Pull out from the material below all lines with "soft".

▶ **Information provided**:

--------

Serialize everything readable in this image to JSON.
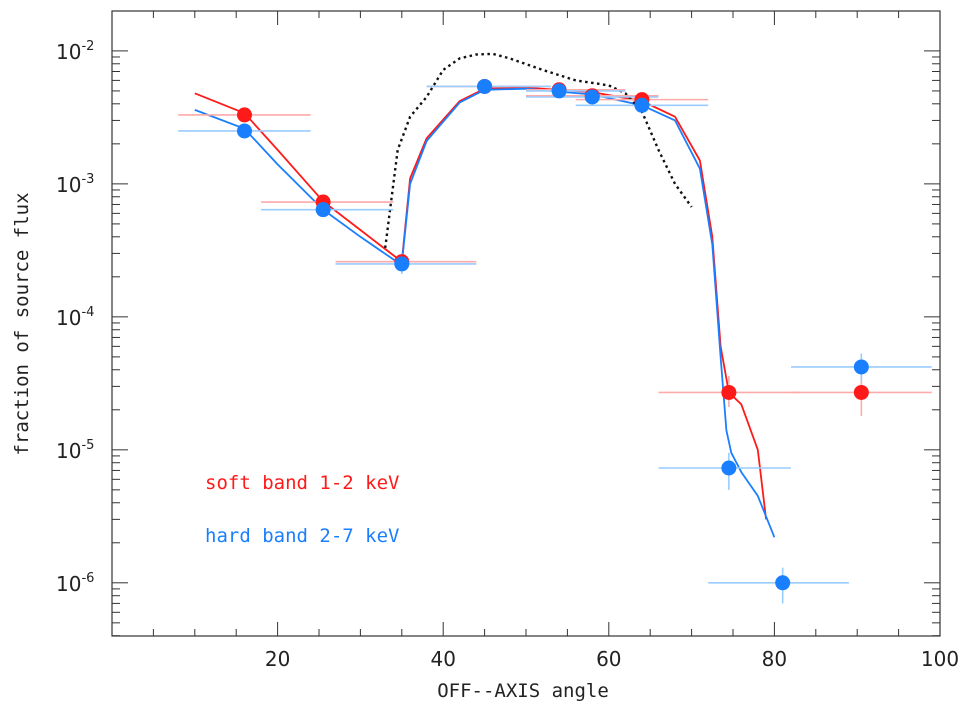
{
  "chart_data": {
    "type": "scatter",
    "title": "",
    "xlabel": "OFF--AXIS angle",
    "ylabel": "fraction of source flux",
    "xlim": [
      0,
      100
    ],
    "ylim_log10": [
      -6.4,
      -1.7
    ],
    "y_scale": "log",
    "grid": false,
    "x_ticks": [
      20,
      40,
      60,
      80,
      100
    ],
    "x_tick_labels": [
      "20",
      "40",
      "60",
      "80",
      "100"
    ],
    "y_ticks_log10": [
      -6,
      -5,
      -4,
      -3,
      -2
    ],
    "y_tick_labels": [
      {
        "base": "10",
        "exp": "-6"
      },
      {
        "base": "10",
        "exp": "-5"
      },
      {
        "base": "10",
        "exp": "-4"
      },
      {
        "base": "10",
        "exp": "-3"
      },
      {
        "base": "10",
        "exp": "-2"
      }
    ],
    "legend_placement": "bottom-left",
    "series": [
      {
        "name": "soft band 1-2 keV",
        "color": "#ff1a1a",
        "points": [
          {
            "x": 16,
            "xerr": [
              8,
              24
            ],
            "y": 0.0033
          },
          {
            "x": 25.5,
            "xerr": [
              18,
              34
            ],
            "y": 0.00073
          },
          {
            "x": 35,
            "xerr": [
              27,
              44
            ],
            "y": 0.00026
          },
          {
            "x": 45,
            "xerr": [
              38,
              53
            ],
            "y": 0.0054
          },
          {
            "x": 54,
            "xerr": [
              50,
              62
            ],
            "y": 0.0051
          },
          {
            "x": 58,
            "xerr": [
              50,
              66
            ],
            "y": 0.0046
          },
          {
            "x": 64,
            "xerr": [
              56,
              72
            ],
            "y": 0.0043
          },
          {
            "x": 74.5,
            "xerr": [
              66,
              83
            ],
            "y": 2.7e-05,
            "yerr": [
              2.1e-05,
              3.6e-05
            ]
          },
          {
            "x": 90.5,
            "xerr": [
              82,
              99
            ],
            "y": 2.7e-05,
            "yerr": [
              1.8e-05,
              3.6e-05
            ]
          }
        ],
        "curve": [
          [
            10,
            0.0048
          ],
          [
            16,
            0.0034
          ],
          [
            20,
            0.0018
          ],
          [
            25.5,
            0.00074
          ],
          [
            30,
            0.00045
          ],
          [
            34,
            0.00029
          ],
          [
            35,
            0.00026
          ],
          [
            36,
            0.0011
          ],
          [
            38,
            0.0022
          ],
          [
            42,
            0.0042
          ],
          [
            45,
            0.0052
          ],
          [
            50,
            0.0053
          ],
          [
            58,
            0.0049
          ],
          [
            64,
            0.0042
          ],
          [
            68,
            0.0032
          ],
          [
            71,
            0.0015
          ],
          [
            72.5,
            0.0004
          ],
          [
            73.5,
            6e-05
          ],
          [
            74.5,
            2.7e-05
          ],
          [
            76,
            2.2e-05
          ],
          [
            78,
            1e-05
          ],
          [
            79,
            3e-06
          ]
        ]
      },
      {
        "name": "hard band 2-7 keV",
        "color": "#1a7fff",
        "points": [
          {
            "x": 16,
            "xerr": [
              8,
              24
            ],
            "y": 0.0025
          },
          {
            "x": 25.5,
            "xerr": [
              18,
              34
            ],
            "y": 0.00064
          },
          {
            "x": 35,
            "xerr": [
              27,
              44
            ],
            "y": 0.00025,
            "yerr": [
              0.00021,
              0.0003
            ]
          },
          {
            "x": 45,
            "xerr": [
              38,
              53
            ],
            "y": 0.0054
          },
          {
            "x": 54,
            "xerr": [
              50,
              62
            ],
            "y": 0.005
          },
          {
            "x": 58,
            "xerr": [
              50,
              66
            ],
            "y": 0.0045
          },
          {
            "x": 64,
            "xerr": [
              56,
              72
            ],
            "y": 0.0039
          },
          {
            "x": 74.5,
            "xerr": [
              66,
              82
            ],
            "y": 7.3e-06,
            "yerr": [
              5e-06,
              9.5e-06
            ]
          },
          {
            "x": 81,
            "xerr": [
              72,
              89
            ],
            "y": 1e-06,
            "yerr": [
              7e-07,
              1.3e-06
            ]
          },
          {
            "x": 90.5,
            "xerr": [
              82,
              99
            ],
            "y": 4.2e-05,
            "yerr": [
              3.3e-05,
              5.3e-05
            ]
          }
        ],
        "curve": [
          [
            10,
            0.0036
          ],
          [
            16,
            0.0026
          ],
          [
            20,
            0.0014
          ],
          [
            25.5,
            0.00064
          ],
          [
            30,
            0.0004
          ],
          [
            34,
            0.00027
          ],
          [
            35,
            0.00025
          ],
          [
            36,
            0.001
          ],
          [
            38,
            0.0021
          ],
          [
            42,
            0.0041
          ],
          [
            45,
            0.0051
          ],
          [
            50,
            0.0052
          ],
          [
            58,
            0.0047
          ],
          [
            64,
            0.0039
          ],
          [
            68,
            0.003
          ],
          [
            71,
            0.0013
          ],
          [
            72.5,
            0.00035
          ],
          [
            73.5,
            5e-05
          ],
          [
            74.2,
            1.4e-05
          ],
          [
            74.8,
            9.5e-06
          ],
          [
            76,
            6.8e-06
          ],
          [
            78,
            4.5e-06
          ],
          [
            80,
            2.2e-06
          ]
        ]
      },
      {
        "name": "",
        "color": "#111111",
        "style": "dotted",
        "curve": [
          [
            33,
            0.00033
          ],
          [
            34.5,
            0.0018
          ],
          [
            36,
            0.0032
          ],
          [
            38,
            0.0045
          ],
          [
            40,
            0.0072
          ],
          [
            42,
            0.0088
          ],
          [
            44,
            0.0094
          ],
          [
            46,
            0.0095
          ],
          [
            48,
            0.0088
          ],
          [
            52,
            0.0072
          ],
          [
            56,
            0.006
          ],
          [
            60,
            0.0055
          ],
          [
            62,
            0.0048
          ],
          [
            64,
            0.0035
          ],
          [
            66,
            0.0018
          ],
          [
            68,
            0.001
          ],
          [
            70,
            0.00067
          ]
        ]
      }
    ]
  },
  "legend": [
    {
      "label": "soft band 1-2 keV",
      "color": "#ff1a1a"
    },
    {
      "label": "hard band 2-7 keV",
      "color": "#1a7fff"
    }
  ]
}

--------

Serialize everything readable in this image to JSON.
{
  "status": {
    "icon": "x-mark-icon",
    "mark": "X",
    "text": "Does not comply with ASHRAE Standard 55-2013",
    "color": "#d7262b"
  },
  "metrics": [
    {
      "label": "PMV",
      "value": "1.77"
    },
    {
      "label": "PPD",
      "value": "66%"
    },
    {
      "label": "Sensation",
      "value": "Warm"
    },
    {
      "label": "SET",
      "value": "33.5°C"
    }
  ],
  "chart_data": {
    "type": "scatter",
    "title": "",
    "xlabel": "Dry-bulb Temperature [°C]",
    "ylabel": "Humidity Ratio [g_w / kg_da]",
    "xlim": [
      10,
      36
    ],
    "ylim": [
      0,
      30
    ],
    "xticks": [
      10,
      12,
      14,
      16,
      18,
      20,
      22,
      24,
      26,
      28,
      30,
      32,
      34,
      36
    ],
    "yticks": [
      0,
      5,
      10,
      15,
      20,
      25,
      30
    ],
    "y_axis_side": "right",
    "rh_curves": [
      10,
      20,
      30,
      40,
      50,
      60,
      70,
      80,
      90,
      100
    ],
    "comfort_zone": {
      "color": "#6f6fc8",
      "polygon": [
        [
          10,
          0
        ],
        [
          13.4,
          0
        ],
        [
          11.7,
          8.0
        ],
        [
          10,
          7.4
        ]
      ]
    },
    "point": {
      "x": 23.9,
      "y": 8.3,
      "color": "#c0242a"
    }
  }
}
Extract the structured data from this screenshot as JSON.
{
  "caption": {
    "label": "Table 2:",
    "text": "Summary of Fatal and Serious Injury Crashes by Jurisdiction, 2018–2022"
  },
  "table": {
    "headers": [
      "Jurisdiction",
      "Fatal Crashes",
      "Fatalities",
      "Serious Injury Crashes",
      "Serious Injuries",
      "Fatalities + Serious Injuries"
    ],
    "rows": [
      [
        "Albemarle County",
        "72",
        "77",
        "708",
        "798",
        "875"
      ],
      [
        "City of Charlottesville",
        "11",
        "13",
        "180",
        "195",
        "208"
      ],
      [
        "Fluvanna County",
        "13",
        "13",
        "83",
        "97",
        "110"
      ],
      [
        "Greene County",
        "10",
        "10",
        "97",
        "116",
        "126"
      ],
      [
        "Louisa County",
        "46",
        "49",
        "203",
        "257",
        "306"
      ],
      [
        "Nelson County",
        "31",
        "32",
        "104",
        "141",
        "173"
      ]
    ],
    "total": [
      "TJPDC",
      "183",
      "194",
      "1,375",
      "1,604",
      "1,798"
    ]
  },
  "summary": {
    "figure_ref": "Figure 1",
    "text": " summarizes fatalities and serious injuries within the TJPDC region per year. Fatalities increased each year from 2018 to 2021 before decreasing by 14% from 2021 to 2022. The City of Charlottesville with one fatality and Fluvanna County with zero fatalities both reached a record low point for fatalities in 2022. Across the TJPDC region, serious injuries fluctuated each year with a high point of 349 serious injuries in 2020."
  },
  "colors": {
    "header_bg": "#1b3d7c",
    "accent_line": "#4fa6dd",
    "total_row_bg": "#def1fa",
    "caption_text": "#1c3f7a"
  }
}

--------

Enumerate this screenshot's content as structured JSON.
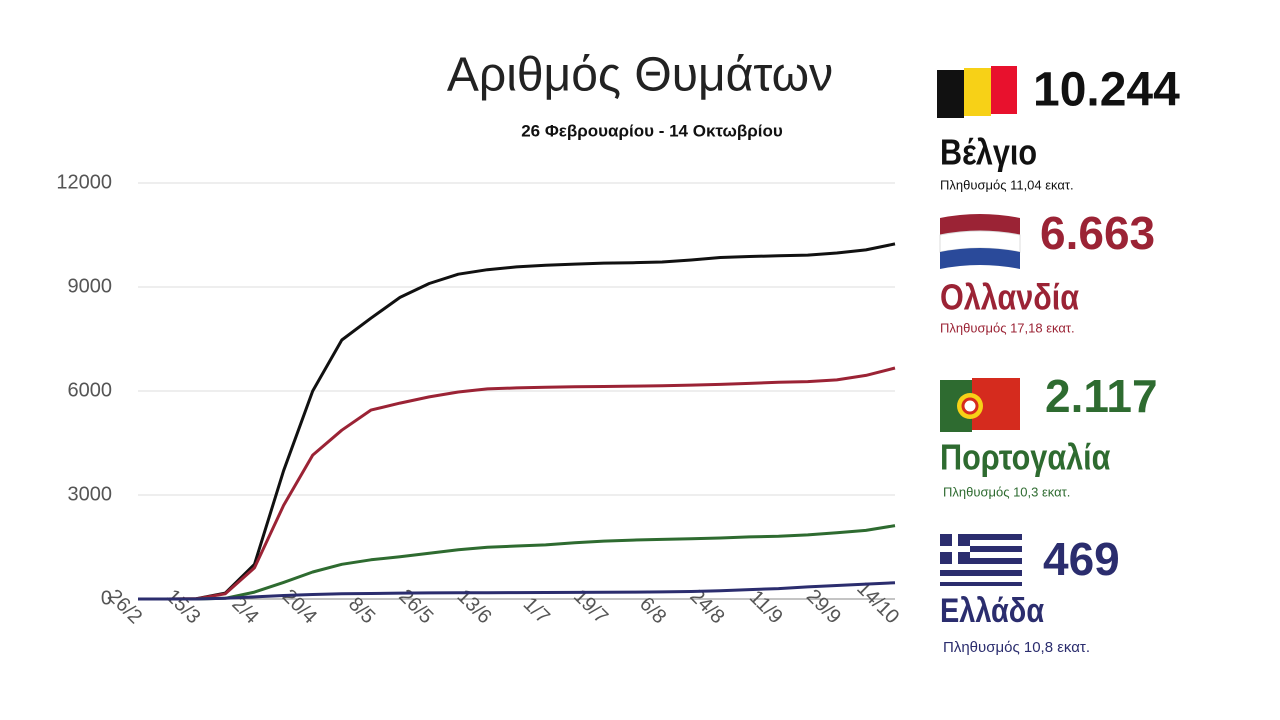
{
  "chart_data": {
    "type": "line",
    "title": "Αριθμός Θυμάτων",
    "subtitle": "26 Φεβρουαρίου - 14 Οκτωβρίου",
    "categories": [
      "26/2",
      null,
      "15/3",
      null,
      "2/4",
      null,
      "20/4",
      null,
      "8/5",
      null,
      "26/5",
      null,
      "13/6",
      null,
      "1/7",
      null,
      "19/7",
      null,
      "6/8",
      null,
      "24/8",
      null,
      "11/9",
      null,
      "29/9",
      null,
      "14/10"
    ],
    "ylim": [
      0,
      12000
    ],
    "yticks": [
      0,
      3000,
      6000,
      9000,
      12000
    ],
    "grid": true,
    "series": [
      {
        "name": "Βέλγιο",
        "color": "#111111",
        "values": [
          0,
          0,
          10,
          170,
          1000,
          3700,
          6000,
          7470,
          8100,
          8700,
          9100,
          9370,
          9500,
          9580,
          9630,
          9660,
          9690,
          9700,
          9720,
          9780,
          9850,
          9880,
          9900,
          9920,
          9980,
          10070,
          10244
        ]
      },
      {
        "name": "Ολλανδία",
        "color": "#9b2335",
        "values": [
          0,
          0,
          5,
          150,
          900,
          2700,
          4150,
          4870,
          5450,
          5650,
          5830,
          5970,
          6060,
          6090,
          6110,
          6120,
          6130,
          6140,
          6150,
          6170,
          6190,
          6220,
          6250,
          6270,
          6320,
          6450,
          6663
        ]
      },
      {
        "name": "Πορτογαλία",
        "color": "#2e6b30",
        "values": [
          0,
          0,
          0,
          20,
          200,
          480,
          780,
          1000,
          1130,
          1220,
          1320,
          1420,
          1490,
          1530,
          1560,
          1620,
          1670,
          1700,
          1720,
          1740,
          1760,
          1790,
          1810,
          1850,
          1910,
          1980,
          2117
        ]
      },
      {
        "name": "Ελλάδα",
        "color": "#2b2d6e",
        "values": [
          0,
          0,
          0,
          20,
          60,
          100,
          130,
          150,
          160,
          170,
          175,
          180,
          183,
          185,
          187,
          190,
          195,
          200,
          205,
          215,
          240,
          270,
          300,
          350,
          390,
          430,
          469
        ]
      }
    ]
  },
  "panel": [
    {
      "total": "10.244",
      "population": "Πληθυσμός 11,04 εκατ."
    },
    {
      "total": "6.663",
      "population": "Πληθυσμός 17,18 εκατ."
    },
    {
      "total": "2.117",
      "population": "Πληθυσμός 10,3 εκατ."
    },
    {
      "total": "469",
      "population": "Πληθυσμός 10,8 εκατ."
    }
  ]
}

--------

▶ **Result below**:
        "name": "soft band 1-2 keV",
      "label": "soft band 1-2 keV",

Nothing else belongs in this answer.